[Dataset rows for apps and sites]
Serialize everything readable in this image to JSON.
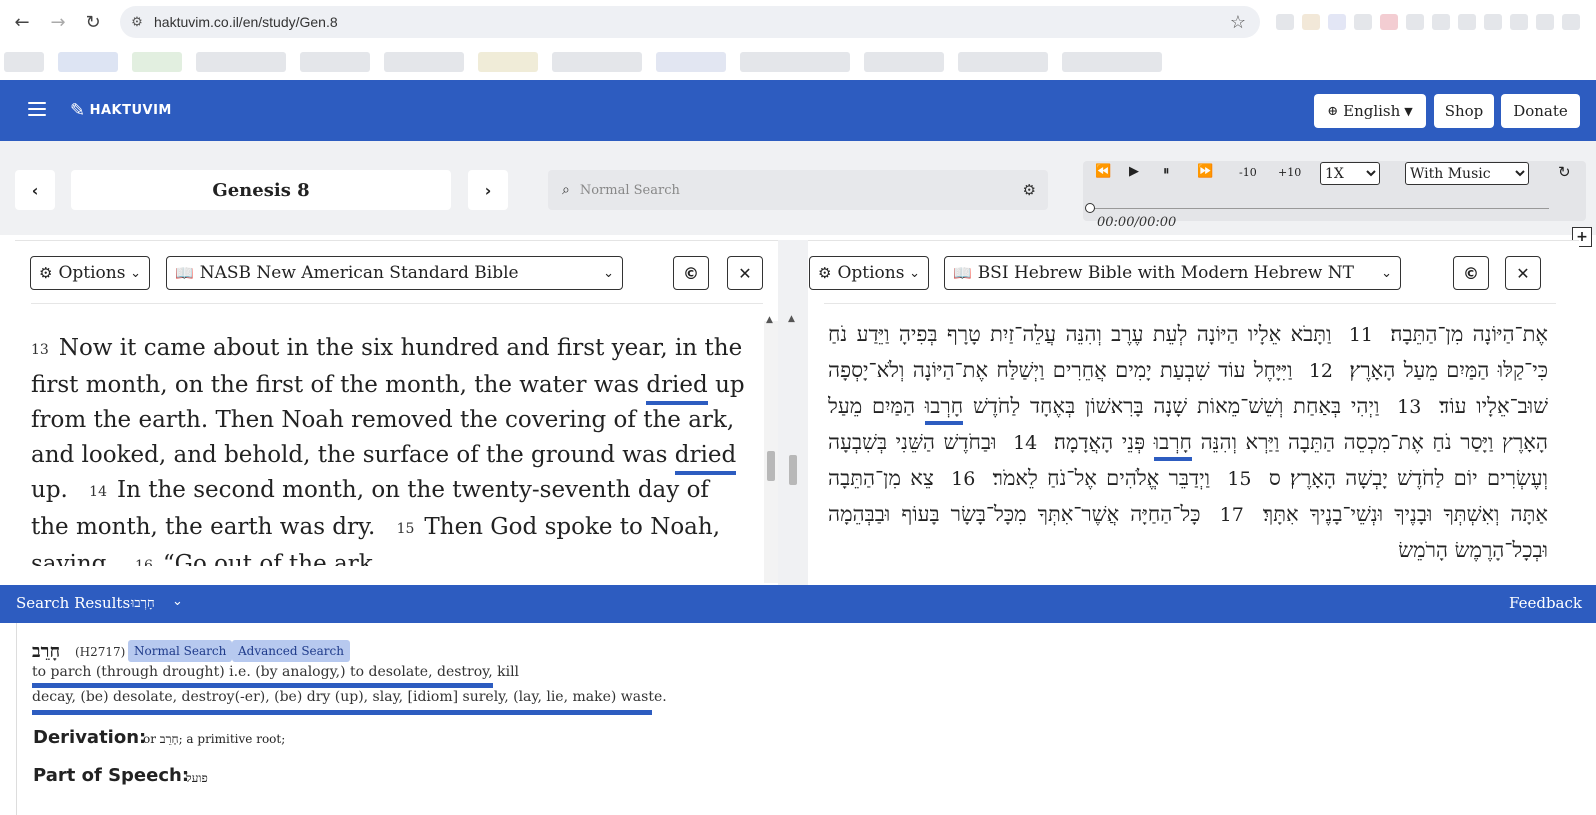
{
  "browser": {
    "url": "haktuvim.co.il/en/study/Gen.8",
    "back_glyph": "←",
    "forward_glyph": "→",
    "reload_glyph": "↻",
    "site_info_glyph": "⚙",
    "star_glyph": "☆"
  },
  "header": {
    "logo_text": "HAKTUVIM",
    "language_label": "English",
    "shop_label": "Shop",
    "donate_label": "Donate",
    "colors": {
      "brand": "#2d5cc0"
    }
  },
  "toolbar": {
    "prev_glyph": "‹",
    "next_glyph": "›",
    "chapter_title": "Genesis 8",
    "search_placeholder": "Normal Search",
    "audio": {
      "back_label": "-10",
      "fwd_label": "+10",
      "speed_selected": "1X",
      "music_selected": "With Music",
      "time": "00:00/00:00",
      "progress": 0
    }
  },
  "panels": {
    "left": {
      "options_label": "Options",
      "version": "NASB New American Standard Bible",
      "verses": [
        {
          "num": "13",
          "parts": [
            "Now it came about in the six hundred and first year, in the first month, on the first of the month, the water was ",
            "dried",
            " up from the earth. Then Noah removed the covering of the ark, and looked, and behold, the surface of the ground was ",
            "dried",
            " up."
          ]
        },
        {
          "num": "14",
          "text": "In the second month, on the twenty-seventh day of the month, the earth was dry."
        },
        {
          "num": "15",
          "text": "Then God spoke to Noah, saying,"
        },
        {
          "num": "16",
          "text": "“Go out of the ark,"
        }
      ]
    },
    "right": {
      "options_label": "Options",
      "version": "BSI Hebrew Bible with Modern Hebrew NT",
      "text_a": "אֶת־הַיּוֹנָה מִן־הַתֵּבָה׃",
      "v11_num": "11",
      "v11": "וַתָּבֹא אֵלָיו הַיּוֹנָה לְעֵת עֶרֶב וְהִנֵּה עֲלֵה־זַיִת טָרָף בְּפִיהָ וַיֵּדַע נֹחַ כִּי־קַלּוּ הַמַּיִם מֵעַל הָאָרֶץ׃",
      "v12_num": "12",
      "v12": "וַיִּיָּחֶל עוֹד שִׁבְעַת יָמִים אֲחֵרִים וַיְשַׁלַּח אֶת־הַיּוֹנָה וְלֹא־יָסְפָה שׁוּב־אֵלָיו עוֹד׃",
      "v13_num": "13",
      "v13a": "וַיְהִי בְּאַחַת וְשֵׁשׁ־מֵאוֹת שָׁנָה בָּרִאשׁוֹן בְּאֶחָד לַחֹדֶשׁ",
      "v13_word1": "חָרְבוּ",
      "v13b": "הַמַּיִם מֵעַל הָאָרֶץ וַיָּסַר נֹחַ אֶת־מִכְסֵה הַתֵּבָה וַיַּרְא וְהִנֵּה",
      "v13_word2": "חָרְבוּ",
      "v13c": "פְּנֵי הָאֲדָמָה׃",
      "v14_num": "14",
      "v14": "וּבַחֹדֶשׁ הַשֵּׁנִי בְּשִׁבְעָה וְעֶשְׂרִים יוֹם לַחֹדֶשׁ יָבְשָׁה הָאָרֶץ׃ ס",
      "v15_num": "15",
      "v15": "וַיְדַבֵּר אֱלֹהִים אֶל־נֹחַ לֵאמֹר׃",
      "v16_num": "16",
      "v16": "צֵא מִן־הַתֵּבָה אַתָּה וְאִשְׁתְּךָ וּבָנֶיךָ וּנְשֵׁי־בָנֶיךָ אִתָּךְ׃",
      "v17_num": "17",
      "v17": "כָּל־הַחַיָּה אֲשֶׁר־אִתְּךָ מִכָּל־בָּשָׂר בָּעוֹף וּבַבְּהֵמָה וּבְכָל־הָרֶמֶשׂ הָרֹמֵשׂ"
    }
  },
  "results": {
    "label": "Search Results",
    "term": "חָרְבוּ",
    "feedback_label": "Feedback",
    "lemma": "חָרֵב",
    "strongs": "(H2717)",
    "normal_search_label": "Normal Search",
    "advanced_search_label": "Advanced Search",
    "definition_1": "to parch (through drought) i.e. (by analogy,) to desolate, destroy, kill",
    "definition_2": "decay, (be) desolate, destroy(-er), (be) dry (up), slay, [idiom] surely, (lay, lie, make) waste.",
    "derivation_label": "Derivation:",
    "derivation_value": "or חָרֵב; a primitive root;",
    "pos_label": "Part of Speech:",
    "pos_value": "פועל"
  }
}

- **Activity**:
Say only the number of lines of the data above in which the string "earth" occurs.

- **Exercise response**:
2